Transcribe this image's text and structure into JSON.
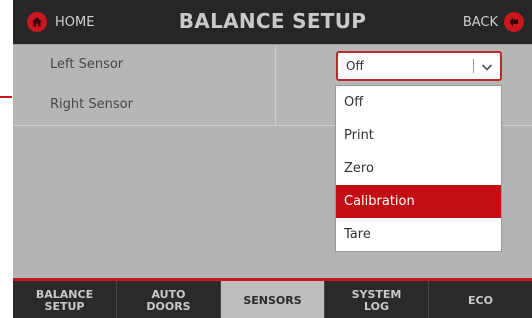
{
  "header": {
    "home_label": "HOME",
    "home_icon": "home-icon",
    "title": "BALANCE SETUP",
    "back_label": "BACK",
    "back_icon": "arrow-back-icon"
  },
  "rows": [
    {
      "label": "Left Sensor",
      "value": "Off"
    },
    {
      "label": "Right Sensor"
    }
  ],
  "select": {
    "value": "Off",
    "arrow_icon": "chevron-down-icon"
  },
  "dropdown": {
    "options": [
      "Off",
      "Print",
      "Zero",
      "Calibration",
      "Tare"
    ],
    "highlighted": "Calibration"
  },
  "nav": {
    "tabs": [
      {
        "label": "BALANCE\nSETUP",
        "active": false
      },
      {
        "label": "AUTO\nDOORS",
        "active": false
      },
      {
        "label": "SENSORS",
        "active": true
      },
      {
        "label": "SYSTEM\nLOG",
        "active": false
      },
      {
        "label": "ECO",
        "active": false
      }
    ]
  },
  "colors": {
    "accent": "#c8181e",
    "header_bg": "#262626",
    "panel_bg": "#b3b3b3",
    "highlight": "#c10e14"
  }
}
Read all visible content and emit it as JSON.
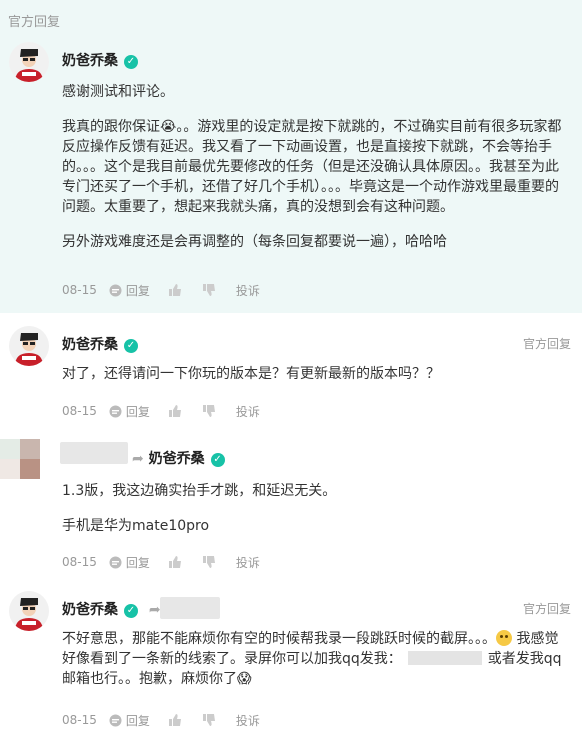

Work to be completed: Set down all the entries exactly as they appear, but skip any pictures.

Exercise answer:
Transcribe this image's text and structure into JSON.
{
  "header": {
    "home_label": "HOME",
    "home_icon": "home-icon",
    "title": "BALANCE SETUP",
    "back_label": "BACK",
    "back_icon": "arrow-back-icon"
  },
  "rows": [
    {
      "label": "Left Sensor",
      "value": "Off"
    },
    {
      "label": "Right Sensor"
    }
  ],
  "select": {
    "value": "Off",
    "arrow_icon": "chevron-down-icon"
  },
  "dropdown": {
    "options": [
      "Off",
      "Print",
      "Zero",
      "Calibration",
      "Tare"
    ],
    "highlighted": "Calibration"
  },
  "nav": {
    "tabs": [
      {
        "label": "BALANCE\nSETUP",
        "active": false
      },
      {
        "label": "AUTO\nDOORS",
        "active": false
      },
      {
        "label": "SENSORS",
        "active": true
      },
      {
        "label": "SYSTEM\nLOG",
        "active": false
      },
      {
        "label": "ECO",
        "active": false
      }
    ]
  },
  "colors": {
    "accent": "#c8181e",
    "header_bg": "#262626",
    "panel_bg": "#b3b3b3",
    "highlight": "#c10e14"
  }
}
Read all visible content and emit it as JSON.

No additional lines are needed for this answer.